◆ **What to work on**
Faithfully return all lines, omitting every embedded picture.

◆ **Data for this exercise**
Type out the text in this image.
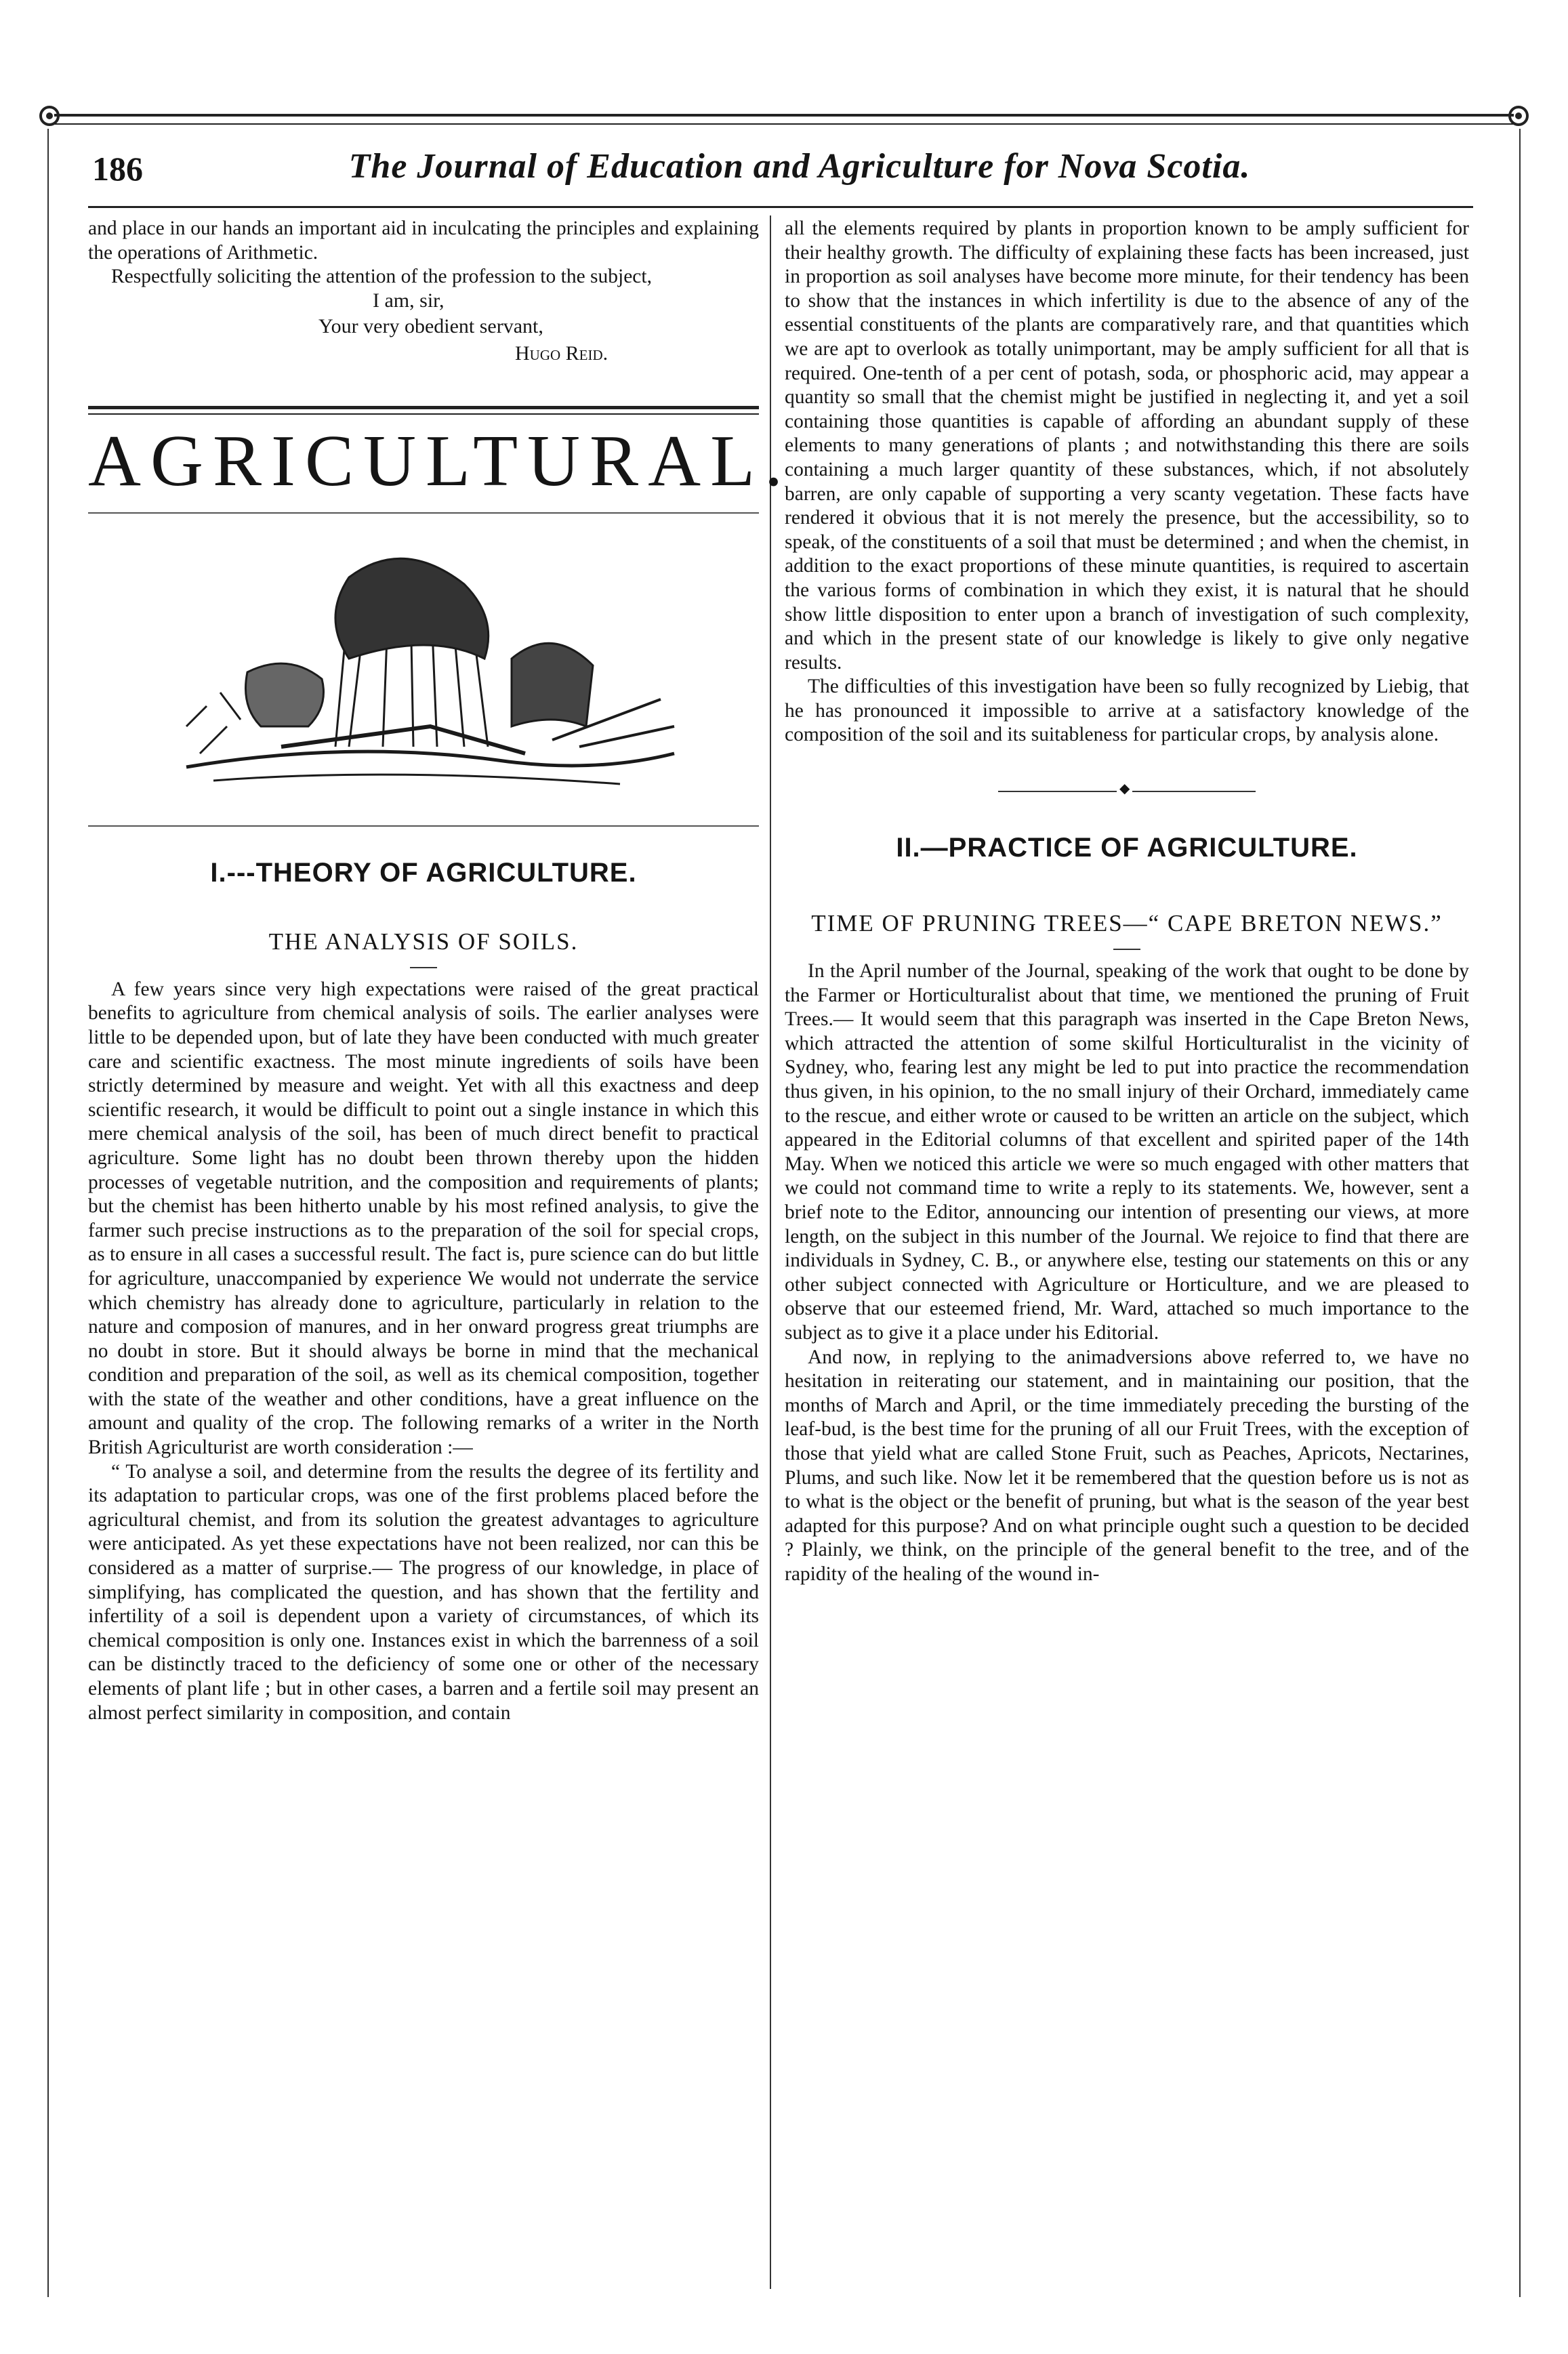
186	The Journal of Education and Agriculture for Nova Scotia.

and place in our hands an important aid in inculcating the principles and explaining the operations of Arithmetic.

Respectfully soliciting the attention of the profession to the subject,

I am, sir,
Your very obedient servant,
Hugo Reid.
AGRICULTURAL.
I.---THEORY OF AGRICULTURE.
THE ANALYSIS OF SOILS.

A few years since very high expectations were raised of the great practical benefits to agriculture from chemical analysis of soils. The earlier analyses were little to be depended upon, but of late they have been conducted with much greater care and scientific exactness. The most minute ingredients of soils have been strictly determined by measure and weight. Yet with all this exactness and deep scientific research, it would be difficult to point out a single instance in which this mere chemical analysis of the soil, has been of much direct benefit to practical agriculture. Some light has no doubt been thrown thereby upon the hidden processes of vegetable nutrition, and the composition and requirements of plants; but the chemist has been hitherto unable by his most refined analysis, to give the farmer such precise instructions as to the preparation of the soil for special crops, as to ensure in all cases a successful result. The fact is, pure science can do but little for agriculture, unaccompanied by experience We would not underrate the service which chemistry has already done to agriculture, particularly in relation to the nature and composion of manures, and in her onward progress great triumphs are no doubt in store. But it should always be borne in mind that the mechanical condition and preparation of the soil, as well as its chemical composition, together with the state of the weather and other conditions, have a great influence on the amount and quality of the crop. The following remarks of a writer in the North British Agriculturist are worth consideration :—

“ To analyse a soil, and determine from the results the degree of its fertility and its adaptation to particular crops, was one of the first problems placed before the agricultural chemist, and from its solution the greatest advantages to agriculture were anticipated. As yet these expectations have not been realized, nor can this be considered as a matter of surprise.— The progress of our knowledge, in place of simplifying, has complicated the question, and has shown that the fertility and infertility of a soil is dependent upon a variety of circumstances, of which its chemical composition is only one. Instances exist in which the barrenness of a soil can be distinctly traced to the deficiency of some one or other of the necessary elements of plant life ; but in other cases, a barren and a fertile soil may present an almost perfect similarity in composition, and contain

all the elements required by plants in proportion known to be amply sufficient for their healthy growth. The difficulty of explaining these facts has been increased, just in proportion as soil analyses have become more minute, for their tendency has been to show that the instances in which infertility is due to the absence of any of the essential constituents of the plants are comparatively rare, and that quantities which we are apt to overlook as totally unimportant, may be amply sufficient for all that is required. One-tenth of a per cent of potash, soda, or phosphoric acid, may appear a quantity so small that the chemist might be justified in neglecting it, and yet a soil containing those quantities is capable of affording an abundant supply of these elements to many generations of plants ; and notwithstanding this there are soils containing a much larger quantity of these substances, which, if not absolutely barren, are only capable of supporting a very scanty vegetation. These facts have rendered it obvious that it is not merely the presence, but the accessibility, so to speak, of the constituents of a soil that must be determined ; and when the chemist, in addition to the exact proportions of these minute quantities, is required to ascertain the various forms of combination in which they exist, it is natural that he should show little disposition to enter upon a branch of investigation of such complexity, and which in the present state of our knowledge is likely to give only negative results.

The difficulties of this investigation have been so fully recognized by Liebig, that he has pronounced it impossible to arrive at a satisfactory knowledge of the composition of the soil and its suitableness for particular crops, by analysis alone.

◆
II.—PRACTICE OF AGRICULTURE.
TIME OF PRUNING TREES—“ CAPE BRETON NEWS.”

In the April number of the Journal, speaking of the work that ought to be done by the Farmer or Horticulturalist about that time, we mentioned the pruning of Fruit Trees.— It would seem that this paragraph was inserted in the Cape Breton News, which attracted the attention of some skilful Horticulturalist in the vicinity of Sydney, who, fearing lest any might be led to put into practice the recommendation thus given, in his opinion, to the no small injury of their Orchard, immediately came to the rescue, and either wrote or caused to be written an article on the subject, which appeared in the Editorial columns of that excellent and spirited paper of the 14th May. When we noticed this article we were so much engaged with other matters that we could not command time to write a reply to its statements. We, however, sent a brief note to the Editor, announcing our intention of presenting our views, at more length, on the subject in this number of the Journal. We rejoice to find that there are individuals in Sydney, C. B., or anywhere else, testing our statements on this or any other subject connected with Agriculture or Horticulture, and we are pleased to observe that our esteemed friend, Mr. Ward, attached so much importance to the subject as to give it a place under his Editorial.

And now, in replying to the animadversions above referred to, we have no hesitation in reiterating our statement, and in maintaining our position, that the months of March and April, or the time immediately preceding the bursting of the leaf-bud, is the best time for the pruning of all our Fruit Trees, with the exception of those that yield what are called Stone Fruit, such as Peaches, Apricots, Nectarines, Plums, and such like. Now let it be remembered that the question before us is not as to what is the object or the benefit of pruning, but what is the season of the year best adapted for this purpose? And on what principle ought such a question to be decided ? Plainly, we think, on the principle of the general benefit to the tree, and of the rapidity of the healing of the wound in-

◆ **Exercise output**
Type out the text in this image.
186	The Journal of Education and Agriculture for Nova Scotia.

and place in our hands an important aid in inculcating the principles and explaining the operations of Arithmetic.

Respectfully soliciting the attention of the profession to the subject,

I am, sir,
Your very obedient servant,
Hugo Reid.
AGRICULTURAL.
I.---THEORY OF AGRICULTURE.
THE ANALYSIS OF SOILS.

A few years since very high expectations were raised of the great practical benefits to agriculture from chemical analysis of soils. The earlier analyses were little to be depended upon, but of late they have been conducted with much greater care and scientific exactness. The most minute ingredients of soils have been strictly determined by measure and weight. Yet with all this exactness and deep scientific research, it would be difficult to point out a single instance in which this mere chemical analysis of the soil, has been of much direct benefit to practical agriculture. Some light has no doubt been thrown thereby upon the hidden processes of vegetable nutrition, and the composition and requirements of plants; but the chemist has been hitherto unable by his most refined analysis, to give the farmer such precise instructions as to the preparation of the soil for special crops, as to ensure in all cases a successful result. The fact is, pure science can do but little for agriculture, unaccompanied by experience We would not underrate the service which chemistry has already done to agriculture, particularly in relation to the nature and composion of manures, and in her onward progress great triumphs are no doubt in store. But it should always be borne in mind that the mechanical condition and preparation of the soil, as well as its chemical composition, together with the state of the weather and other conditions, have a great influence on the amount and quality of the crop. The following remarks of a writer in the North British Agriculturist are worth consideration :—

“ To analyse a soil, and determine from the results the degree of its fertility and its adaptation to particular crops, was one of the first problems placed before the agricultural chemist, and from its solution the greatest advantages to agriculture were anticipated. As yet these expectations have not been realized, nor can this be considered as a matter of surprise.— The progress of our knowledge, in place of simplifying, has complicated the question, and has shown that the fertility and infertility of a soil is dependent upon a variety of circumstances, of which its chemical composition is only one. Instances exist in which the barrenness of a soil can be distinctly traced to the deficiency of some one or other of the necessary elements of plant life ; but in other cases, a barren and a fertile soil may present an almost perfect similarity in composition, and contain

all the elements required by plants in proportion known to be amply sufficient for their healthy growth. The difficulty of explaining these facts has been increased, just in proportion as soil analyses have become more minute, for their tendency has been to show that the instances in which infertility is due to the absence of any of the essential constituents of the plants are comparatively rare, and that quantities which we are apt to overlook as totally unimportant, may be amply sufficient for all that is required. One-tenth of a per cent of potash, soda, or phosphoric acid, may appear a quantity so small that the chemist might be justified in neglecting it, and yet a soil containing those quantities is capable of affording an abundant supply of these elements to many generations of plants ; and notwithstanding this there are soils containing a much larger quantity of these substances, which, if not absolutely barren, are only capable of supporting a very scanty vegetation. These facts have rendered it obvious that it is not merely the presence, but the accessibility, so to speak, of the constituents of a soil that must be determined ; and when the chemist, in addition to the exact proportions of these minute quantities, is required to ascertain the various forms of combination in which they exist, it is natural that he should show little disposition to enter upon a branch of investigation of such complexity, and which in the present state of our knowledge is likely to give only negative results.

The difficulties of this investigation have been so fully recognized by Liebig, that he has pronounced it impossible to arrive at a satisfactory knowledge of the composition of the soil and its suitableness for particular crops, by analysis alone.

◆
II.—PRACTICE OF AGRICULTURE.
TIME OF PRUNING TREES—“ CAPE BRETON NEWS.”

In the April number of the Journal, speaking of the work that ought to be done by the Farmer or Horticulturalist about that time, we mentioned the pruning of Fruit Trees.— It would seem that this paragraph was inserted in the Cape Breton News, which attracted the attention of some skilful Horticulturalist in the vicinity of Sydney, who, fearing lest any might be led to put into practice the recommendation thus given, in his opinion, to the no small injury of their Orchard, immediately came to the rescue, and either wrote or caused to be written an article on the subject, which appeared in the Editorial columns of that excellent and spirited paper of the 14th May. When we noticed this article we were so much engaged with other matters that we could not command time to write a reply to its statements. We, however, sent a brief note to the Editor, announcing our intention of presenting our views, at more length, on the subject in this number of the Journal. We rejoice to find that there are individuals in Sydney, C. B., or anywhere else, testing our statements on this or any other subject connected with Agriculture or Horticulture, and we are pleased to observe that our esteemed friend, Mr. Ward, attached so much importance to the subject as to give it a place under his Editorial.

And now, in replying to the animadversions above referred to, we have no hesitation in reiterating our statement, and in maintaining our position, that the months of March and April, or the time immediately preceding the bursting of the leaf-bud, is the best time for the pruning of all our Fruit Trees, with the exception of those that yield what are called Stone Fruit, such as Peaches, Apricots, Nectarines, Plums, and such like. Now let it be remembered that the question before us is not as to what is the object or the benefit of pruning, but what is the season of the year best adapted for this purpose? And on what principle ought such a question to be decided ? Plainly, we think, on the principle of the general benefit to the tree, and of the rapidity of the healing of the wound in-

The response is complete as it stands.